### [Problem to solve]
Write out the material below again, unchanged.

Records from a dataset

★ ★ ★ ★ ★

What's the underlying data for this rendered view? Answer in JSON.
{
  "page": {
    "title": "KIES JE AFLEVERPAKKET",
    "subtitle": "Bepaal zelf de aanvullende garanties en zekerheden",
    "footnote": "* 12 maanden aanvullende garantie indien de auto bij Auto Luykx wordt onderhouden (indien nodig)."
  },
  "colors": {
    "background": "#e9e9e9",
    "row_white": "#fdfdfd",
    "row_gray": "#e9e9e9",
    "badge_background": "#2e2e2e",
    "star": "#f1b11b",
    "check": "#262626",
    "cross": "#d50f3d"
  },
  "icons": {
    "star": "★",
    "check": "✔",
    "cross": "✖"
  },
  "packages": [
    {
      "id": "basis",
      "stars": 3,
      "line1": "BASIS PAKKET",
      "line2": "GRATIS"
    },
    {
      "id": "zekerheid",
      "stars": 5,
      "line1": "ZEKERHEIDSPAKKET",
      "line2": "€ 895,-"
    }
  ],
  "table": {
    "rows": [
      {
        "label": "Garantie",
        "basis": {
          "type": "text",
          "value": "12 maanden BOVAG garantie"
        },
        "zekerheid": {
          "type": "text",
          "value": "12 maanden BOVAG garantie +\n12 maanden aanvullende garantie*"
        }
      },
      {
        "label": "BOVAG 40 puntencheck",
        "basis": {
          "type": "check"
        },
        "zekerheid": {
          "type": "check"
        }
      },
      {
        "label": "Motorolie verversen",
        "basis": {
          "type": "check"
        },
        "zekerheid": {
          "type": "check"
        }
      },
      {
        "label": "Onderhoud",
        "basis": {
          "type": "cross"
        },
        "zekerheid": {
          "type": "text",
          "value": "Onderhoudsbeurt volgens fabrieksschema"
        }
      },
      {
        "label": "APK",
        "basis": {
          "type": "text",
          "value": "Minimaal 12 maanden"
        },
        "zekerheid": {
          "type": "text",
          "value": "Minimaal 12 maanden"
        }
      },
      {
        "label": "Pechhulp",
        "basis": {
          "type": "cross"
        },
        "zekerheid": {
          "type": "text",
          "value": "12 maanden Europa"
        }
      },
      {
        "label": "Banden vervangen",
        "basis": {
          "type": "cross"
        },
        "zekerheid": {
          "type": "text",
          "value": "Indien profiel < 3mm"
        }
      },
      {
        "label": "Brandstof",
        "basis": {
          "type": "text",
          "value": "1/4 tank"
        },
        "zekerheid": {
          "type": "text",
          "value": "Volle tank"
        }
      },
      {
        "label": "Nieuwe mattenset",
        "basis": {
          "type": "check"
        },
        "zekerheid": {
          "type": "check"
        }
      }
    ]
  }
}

★ ★ ★ ★ ★

### [Result]
What's the underlying data for this rendered view? Answer in JSON.
{
  "page": {
    "title": "KIES JE AFLEVERPAKKET",
    "subtitle": "Bepaal zelf de aanvullende garanties en zekerheden",
    "footnote": "* 12 maanden aanvullende garantie indien de auto bij Auto Luykx wordt onderhouden (indien nodig)."
  },
  "colors": {
    "background": "#e9e9e9",
    "row_white": "#fdfdfd",
    "row_gray": "#e9e9e9",
    "badge_background": "#2e2e2e",
    "star": "#f1b11b",
    "check": "#262626",
    "cross": "#d50f3d"
  },
  "icons": {
    "star": "★",
    "check": "✔",
    "cross": "✖"
  },
  "packages": [
    {
      "id": "basis",
      "stars": 3,
      "line1": "BASIS PAKKET",
      "line2": "GRATIS"
    },
    {
      "id": "zekerheid",
      "stars": 5,
      "line1": "ZEKERHEIDSPAKKET",
      "line2": "€ 895,-"
    }
  ],
  "table": {
    "rows": [
      {
        "label": "Garantie",
        "basis": {
          "type": "text",
          "value": "12 maanden BOVAG garantie"
        },
        "zekerheid": {
          "type": "text",
          "value": "12 maanden BOVAG garantie +\n12 maanden aanvullende garantie*"
        }
      },
      {
        "label": "BOVAG 40 puntencheck",
        "basis": {
          "type": "check"
        },
        "zekerheid": {
          "type": "check"
        }
      },
      {
        "label": "Motorolie verversen",
        "basis": {
          "type": "check"
        },
        "zekerheid": {
          "type": "check"
        }
      },
      {
        "label": "Onderhoud",
        "basis": {
          "type": "cross"
        },
        "zekerheid": {
          "type": "text",
          "value": "Onderhoudsbeurt volgens fabrieksschema"
        }
      },
      {
        "label": "APK",
        "basis": {
          "type": "text",
          "value": "Minimaal 12 maanden"
        },
        "zekerheid": {
          "type": "text",
          "value": "Minimaal 12 maanden"
        }
      },
      {
        "label": "Pechhulp",
        "basis": {
          "type": "cross"
        },
        "zekerheid": {
          "type": "text",
          "value": "12 maanden Europa"
        }
      },
      {
        "label": "Banden vervangen",
        "basis": {
          "type": "cross"
        },
        "zekerheid": {
          "type": "text",
          "value": "Indien profiel < 3mm"
        }
      },
      {
        "label": "Brandstof",
        "basis": {
          "type": "text",
          "value": "1/4 tank"
        },
        "zekerheid": {
          "type": "text",
          "value": "Volle tank"
        }
      },
      {
        "label": "Nieuwe mattenset",
        "basis": {
          "type": "check"
        },
        "zekerheid": {
          "type": "check"
        }
      }
    ]
  }
}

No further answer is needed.